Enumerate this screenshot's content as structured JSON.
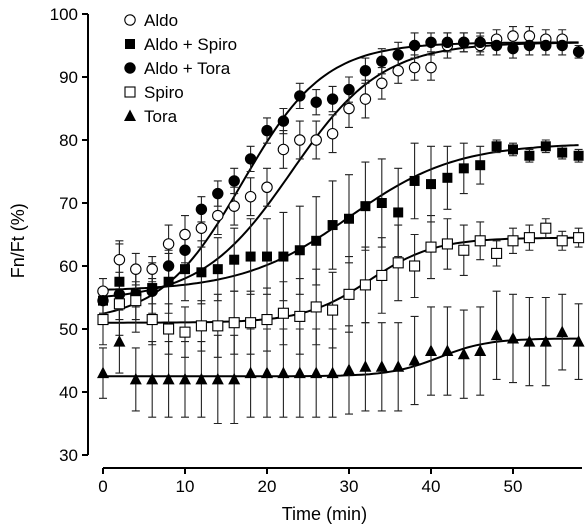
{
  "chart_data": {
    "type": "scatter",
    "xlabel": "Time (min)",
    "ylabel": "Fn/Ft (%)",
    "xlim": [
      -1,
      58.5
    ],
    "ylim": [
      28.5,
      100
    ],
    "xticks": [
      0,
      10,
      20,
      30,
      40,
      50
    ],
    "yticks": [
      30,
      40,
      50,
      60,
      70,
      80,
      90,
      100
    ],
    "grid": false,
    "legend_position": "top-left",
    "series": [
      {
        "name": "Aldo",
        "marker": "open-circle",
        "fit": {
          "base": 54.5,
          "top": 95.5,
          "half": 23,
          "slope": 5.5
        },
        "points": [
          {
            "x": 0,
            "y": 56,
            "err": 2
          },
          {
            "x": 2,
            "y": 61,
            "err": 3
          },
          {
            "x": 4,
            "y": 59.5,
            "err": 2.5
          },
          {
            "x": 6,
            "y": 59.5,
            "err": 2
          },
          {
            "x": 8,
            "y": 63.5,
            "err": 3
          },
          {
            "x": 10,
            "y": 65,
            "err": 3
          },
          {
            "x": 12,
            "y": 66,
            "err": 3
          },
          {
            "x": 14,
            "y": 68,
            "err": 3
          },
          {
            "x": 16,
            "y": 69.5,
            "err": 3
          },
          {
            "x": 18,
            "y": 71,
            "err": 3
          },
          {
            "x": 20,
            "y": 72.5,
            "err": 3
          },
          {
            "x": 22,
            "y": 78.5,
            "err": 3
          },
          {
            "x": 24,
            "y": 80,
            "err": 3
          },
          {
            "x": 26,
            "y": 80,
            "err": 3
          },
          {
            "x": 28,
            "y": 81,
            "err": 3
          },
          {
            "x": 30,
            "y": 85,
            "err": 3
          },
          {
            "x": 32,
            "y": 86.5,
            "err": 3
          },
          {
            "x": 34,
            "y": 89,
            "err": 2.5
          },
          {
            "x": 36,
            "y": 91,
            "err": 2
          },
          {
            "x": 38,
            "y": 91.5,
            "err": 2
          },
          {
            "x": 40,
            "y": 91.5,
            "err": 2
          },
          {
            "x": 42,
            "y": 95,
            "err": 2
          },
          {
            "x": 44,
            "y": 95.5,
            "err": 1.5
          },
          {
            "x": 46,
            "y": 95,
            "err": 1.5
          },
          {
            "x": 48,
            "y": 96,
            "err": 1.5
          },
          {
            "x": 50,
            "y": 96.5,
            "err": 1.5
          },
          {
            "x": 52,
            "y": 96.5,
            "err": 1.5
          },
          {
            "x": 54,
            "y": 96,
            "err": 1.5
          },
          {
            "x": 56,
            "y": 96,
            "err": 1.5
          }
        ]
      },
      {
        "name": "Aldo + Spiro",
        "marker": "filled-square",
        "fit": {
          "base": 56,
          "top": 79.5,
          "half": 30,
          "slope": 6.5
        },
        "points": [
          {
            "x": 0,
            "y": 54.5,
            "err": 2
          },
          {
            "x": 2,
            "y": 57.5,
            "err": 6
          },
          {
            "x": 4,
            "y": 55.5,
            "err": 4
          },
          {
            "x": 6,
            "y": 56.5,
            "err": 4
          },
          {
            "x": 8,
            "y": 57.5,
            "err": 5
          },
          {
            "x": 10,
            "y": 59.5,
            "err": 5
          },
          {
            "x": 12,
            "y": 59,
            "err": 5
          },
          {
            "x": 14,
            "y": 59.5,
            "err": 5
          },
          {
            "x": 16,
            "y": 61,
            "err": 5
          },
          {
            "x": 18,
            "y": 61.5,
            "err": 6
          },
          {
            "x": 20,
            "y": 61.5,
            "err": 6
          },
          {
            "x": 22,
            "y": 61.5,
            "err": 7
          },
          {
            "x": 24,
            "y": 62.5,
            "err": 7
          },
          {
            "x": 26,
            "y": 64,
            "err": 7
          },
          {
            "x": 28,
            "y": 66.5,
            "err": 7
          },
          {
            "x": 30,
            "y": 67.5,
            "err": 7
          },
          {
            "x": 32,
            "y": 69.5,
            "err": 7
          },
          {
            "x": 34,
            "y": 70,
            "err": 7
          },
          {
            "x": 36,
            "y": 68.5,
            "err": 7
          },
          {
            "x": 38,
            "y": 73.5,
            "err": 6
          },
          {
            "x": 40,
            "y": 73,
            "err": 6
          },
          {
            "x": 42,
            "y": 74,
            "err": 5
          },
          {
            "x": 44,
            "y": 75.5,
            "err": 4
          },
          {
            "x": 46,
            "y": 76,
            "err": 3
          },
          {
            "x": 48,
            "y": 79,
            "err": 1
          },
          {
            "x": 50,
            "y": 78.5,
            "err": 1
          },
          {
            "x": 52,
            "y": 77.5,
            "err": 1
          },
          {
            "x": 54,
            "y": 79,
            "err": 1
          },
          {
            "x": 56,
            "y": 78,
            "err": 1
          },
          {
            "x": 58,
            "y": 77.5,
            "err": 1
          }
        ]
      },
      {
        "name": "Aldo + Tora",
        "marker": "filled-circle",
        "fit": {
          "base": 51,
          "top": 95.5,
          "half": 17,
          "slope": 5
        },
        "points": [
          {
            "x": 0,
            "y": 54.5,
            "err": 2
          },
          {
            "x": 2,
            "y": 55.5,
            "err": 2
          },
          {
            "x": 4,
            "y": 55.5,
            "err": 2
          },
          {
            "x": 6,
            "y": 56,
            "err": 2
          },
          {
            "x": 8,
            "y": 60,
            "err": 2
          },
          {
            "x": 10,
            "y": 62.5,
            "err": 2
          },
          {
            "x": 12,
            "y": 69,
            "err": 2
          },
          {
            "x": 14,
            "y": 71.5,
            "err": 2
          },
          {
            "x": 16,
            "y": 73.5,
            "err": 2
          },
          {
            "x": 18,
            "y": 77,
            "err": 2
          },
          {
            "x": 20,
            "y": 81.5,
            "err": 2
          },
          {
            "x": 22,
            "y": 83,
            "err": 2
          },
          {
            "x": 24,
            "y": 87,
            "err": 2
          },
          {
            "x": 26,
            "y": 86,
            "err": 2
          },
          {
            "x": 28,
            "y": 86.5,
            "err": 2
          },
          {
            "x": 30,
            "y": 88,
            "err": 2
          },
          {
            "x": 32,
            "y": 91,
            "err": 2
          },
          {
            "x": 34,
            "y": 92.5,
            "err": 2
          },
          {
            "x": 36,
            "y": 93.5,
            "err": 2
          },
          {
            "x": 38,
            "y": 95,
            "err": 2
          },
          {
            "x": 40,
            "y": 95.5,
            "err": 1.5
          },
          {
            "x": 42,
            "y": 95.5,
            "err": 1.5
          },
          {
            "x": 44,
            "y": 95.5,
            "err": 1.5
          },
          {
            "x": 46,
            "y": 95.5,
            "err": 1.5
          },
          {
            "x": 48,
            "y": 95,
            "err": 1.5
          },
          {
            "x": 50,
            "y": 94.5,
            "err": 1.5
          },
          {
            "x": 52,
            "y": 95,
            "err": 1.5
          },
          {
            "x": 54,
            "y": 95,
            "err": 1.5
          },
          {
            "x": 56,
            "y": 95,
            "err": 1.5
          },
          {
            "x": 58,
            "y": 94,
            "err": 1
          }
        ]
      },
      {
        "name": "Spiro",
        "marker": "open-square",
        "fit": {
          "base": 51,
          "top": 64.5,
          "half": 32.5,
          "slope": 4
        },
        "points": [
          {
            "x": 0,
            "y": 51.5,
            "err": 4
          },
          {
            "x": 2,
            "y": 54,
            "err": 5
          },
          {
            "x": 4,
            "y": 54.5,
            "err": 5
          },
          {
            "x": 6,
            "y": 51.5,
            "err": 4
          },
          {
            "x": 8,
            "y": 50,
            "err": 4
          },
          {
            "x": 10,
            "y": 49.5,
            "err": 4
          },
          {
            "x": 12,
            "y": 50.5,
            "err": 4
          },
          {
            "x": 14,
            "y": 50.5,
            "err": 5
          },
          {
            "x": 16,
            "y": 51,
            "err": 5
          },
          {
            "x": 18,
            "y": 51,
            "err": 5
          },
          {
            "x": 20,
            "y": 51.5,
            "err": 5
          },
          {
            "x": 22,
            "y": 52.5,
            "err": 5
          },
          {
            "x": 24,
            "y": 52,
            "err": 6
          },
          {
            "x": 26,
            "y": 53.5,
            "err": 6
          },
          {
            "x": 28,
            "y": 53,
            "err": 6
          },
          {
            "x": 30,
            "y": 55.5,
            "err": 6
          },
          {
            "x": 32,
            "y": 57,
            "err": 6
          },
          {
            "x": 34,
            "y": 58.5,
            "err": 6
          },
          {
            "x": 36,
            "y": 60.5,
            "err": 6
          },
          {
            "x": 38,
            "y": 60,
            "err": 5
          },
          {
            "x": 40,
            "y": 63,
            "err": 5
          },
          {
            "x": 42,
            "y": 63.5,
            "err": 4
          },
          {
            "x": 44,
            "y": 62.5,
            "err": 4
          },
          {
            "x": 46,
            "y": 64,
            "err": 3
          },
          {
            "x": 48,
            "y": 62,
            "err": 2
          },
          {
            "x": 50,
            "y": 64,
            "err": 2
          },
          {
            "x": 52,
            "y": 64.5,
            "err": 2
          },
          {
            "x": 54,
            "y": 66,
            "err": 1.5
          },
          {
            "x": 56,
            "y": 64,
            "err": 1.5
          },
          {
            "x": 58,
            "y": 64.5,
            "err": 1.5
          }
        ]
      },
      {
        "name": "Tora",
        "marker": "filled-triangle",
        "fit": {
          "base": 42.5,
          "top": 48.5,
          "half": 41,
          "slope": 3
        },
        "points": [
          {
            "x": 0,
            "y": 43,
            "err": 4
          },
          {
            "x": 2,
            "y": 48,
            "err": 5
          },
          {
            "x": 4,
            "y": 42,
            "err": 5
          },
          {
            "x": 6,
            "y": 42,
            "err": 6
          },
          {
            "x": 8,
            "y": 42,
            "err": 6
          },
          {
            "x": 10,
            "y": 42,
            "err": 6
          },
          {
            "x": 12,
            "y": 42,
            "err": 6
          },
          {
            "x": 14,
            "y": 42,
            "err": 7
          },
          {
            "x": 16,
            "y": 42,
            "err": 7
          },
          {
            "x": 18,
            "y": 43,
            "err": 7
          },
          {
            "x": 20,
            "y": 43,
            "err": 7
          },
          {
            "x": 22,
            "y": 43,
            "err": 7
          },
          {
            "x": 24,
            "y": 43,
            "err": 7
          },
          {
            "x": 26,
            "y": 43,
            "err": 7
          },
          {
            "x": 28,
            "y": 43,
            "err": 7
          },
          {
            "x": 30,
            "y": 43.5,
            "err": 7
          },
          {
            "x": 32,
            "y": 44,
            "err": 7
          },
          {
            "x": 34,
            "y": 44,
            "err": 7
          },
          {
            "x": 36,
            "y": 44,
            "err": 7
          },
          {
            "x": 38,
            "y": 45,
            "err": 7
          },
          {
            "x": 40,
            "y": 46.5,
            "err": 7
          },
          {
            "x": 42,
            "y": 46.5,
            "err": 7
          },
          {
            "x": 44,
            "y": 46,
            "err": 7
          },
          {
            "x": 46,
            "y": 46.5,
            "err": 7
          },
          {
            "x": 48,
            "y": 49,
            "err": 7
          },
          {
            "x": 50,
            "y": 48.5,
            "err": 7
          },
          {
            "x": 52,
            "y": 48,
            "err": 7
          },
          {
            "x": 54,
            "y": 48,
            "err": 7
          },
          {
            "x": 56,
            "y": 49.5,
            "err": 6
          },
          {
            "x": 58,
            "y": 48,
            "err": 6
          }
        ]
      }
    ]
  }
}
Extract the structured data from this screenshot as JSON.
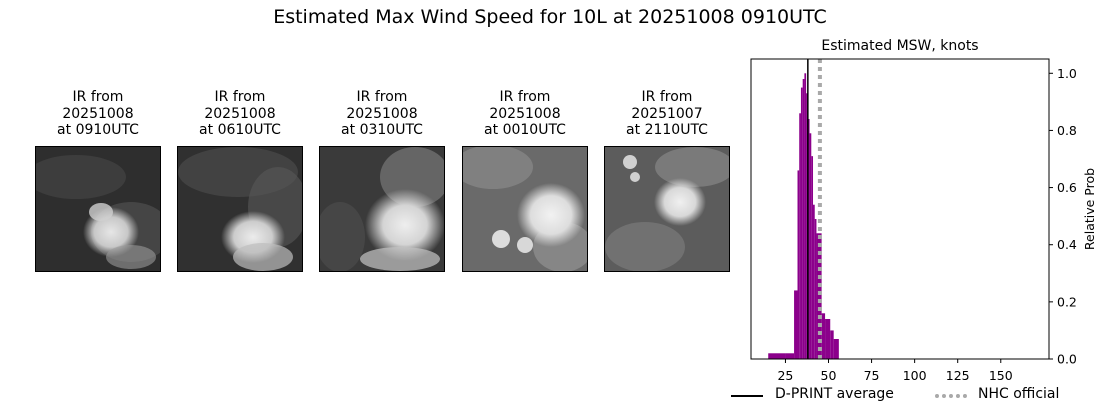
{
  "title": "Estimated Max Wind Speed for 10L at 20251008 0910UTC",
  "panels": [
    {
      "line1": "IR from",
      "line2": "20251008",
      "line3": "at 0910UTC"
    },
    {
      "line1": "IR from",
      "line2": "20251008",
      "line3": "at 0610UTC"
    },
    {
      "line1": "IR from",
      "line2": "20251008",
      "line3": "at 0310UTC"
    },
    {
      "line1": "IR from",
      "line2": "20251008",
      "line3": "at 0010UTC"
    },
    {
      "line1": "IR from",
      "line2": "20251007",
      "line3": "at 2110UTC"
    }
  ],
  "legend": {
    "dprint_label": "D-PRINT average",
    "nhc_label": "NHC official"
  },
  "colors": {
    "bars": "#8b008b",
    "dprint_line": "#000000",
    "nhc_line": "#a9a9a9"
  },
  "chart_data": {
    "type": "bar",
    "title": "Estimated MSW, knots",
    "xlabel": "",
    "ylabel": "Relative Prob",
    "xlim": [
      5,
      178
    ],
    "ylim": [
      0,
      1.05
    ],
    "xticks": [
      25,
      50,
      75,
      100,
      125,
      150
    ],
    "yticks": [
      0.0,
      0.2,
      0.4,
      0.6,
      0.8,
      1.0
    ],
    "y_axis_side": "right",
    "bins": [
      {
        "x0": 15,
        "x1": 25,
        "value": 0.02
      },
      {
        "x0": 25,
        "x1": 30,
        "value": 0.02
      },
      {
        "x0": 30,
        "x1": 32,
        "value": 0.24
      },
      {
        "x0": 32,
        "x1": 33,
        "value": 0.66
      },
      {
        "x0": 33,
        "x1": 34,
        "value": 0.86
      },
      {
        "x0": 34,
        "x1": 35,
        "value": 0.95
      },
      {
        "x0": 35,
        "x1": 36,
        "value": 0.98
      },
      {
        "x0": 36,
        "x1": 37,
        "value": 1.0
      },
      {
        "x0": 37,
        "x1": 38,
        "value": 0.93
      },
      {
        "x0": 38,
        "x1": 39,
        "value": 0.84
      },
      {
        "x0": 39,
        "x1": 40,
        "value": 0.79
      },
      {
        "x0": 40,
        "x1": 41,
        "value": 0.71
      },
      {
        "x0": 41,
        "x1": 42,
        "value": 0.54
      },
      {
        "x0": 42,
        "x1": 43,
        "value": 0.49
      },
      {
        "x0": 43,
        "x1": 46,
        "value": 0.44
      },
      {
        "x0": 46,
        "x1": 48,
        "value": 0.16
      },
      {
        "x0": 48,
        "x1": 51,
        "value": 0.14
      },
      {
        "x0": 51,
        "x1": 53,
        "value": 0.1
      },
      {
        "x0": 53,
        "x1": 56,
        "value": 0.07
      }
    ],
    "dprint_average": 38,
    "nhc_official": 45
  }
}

What is asked: Which lines hold the word "half"? Copy every one of them.

Answer to this exercise:
          "half": 23,
          "half": 30,
          "half": 17,
          "half": 32.5,
          "half": 41,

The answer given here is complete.